AIM ▸
Read the records and gather each line that includes "this".

Data listing
----------------------------------------

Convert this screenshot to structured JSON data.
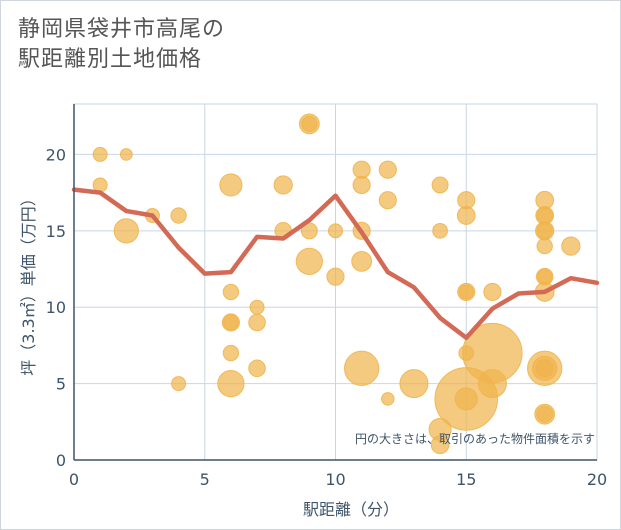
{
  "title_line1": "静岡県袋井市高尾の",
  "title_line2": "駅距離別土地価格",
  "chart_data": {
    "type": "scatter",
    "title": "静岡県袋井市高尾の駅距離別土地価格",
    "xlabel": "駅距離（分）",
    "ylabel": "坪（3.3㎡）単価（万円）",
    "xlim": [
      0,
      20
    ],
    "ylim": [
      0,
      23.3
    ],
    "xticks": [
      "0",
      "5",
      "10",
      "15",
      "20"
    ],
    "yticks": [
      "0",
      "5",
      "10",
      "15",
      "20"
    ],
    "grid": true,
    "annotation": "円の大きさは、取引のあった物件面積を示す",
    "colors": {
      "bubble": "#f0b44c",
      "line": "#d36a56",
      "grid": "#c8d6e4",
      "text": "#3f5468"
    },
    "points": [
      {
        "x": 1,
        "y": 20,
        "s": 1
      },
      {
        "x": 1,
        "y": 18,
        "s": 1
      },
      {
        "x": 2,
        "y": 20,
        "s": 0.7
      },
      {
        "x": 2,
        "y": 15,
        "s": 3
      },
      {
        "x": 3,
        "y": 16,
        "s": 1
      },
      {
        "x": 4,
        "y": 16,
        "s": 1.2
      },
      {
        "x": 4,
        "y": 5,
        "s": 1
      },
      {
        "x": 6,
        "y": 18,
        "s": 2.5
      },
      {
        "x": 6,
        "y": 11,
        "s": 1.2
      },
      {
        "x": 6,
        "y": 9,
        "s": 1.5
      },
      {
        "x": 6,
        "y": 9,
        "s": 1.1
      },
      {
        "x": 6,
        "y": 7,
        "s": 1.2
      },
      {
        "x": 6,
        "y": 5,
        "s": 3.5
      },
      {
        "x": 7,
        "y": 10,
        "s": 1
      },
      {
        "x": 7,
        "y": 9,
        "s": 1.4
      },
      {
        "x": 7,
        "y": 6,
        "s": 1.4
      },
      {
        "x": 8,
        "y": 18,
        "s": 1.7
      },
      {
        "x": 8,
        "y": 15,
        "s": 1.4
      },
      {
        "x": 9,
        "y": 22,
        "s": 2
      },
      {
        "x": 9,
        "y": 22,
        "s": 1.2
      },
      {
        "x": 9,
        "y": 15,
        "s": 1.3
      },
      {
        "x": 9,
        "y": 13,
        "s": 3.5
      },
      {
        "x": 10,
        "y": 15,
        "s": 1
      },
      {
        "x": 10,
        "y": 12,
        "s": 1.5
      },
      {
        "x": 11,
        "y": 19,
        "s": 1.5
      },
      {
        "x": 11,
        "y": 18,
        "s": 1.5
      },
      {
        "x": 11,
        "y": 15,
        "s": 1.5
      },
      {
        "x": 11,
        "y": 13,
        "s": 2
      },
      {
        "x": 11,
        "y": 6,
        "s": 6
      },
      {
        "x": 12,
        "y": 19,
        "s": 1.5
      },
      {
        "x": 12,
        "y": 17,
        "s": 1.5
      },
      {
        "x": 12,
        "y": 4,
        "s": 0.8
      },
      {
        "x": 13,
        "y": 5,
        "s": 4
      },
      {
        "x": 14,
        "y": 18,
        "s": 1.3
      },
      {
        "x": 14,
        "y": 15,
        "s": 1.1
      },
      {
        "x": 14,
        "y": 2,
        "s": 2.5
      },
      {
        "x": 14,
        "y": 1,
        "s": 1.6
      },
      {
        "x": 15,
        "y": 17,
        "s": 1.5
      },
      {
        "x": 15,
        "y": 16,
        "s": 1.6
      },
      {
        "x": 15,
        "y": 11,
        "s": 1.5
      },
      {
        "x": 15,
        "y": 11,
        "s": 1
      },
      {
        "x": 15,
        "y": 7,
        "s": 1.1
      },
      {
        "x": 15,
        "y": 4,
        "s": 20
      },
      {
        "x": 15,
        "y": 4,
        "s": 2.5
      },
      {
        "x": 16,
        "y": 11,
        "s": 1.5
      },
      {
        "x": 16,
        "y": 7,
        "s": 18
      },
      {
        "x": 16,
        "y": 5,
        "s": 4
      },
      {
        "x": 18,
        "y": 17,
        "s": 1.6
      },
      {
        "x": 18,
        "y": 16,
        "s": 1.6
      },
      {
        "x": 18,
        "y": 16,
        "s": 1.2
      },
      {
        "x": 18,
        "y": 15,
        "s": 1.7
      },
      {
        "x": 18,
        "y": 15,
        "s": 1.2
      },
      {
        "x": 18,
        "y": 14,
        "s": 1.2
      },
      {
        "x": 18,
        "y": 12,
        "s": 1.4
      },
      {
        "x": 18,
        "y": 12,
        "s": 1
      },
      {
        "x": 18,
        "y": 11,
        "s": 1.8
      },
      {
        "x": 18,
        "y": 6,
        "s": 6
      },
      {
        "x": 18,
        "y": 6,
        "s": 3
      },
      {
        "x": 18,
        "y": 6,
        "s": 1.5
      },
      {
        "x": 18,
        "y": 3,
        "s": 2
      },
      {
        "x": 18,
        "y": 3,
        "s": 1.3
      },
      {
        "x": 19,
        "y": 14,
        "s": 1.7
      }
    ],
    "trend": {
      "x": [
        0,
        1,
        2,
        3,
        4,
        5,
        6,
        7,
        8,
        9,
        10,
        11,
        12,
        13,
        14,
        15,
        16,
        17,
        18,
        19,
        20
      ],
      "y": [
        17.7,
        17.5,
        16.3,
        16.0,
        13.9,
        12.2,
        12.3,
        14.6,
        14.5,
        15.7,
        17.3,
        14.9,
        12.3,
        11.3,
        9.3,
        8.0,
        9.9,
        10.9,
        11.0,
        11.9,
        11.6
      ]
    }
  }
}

----------------------------------------

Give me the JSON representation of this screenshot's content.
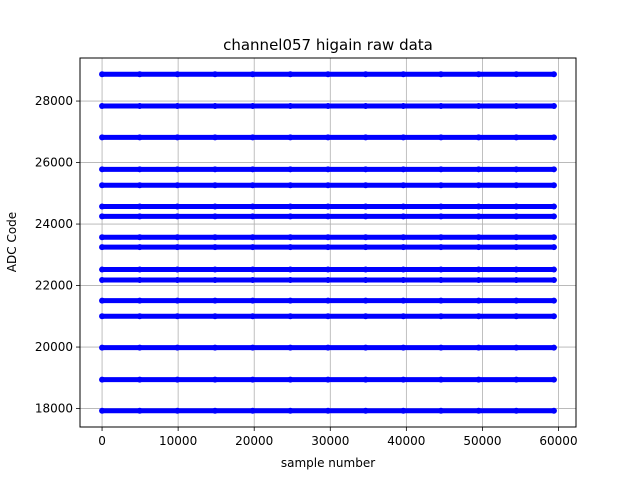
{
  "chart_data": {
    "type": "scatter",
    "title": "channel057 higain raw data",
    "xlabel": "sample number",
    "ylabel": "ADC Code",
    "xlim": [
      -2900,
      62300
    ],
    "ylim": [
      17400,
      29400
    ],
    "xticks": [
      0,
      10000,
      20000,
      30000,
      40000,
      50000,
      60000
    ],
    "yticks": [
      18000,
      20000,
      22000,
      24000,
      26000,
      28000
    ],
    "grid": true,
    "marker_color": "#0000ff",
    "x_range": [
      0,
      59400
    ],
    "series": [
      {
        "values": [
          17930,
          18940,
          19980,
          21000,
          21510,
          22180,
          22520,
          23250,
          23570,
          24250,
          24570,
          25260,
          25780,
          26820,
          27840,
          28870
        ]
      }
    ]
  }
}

----------------------------------------

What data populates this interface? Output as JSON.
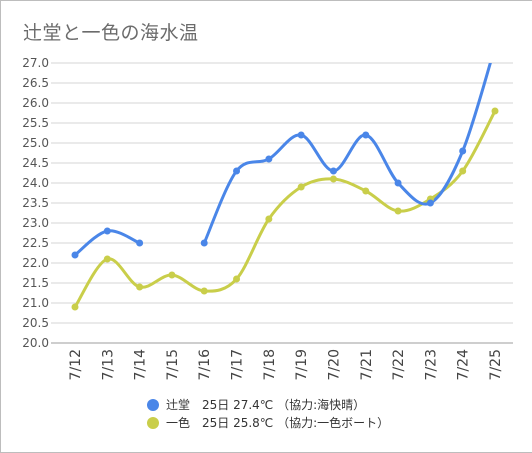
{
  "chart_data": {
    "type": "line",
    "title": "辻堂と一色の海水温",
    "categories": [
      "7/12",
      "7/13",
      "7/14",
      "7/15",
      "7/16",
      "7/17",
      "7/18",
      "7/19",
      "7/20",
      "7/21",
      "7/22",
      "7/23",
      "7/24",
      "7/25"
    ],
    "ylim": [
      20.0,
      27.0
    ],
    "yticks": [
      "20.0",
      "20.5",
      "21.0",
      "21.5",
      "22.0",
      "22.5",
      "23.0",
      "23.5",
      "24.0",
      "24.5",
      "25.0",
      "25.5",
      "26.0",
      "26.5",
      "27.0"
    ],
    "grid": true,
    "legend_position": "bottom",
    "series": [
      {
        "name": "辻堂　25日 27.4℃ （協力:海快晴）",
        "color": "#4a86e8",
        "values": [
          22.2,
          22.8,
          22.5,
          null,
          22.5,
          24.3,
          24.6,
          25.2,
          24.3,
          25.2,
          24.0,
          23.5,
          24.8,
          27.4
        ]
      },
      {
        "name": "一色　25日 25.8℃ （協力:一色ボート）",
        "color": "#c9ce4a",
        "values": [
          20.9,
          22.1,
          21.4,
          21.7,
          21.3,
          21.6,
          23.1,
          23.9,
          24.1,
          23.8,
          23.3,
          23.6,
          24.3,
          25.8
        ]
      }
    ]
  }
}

----------------------------------------

WRITTEN ANSWER ▸
Convert this screenshot to structured JSON data.
Give me the JSON representation of this screenshot's content.
What data populates this interface? Output as JSON.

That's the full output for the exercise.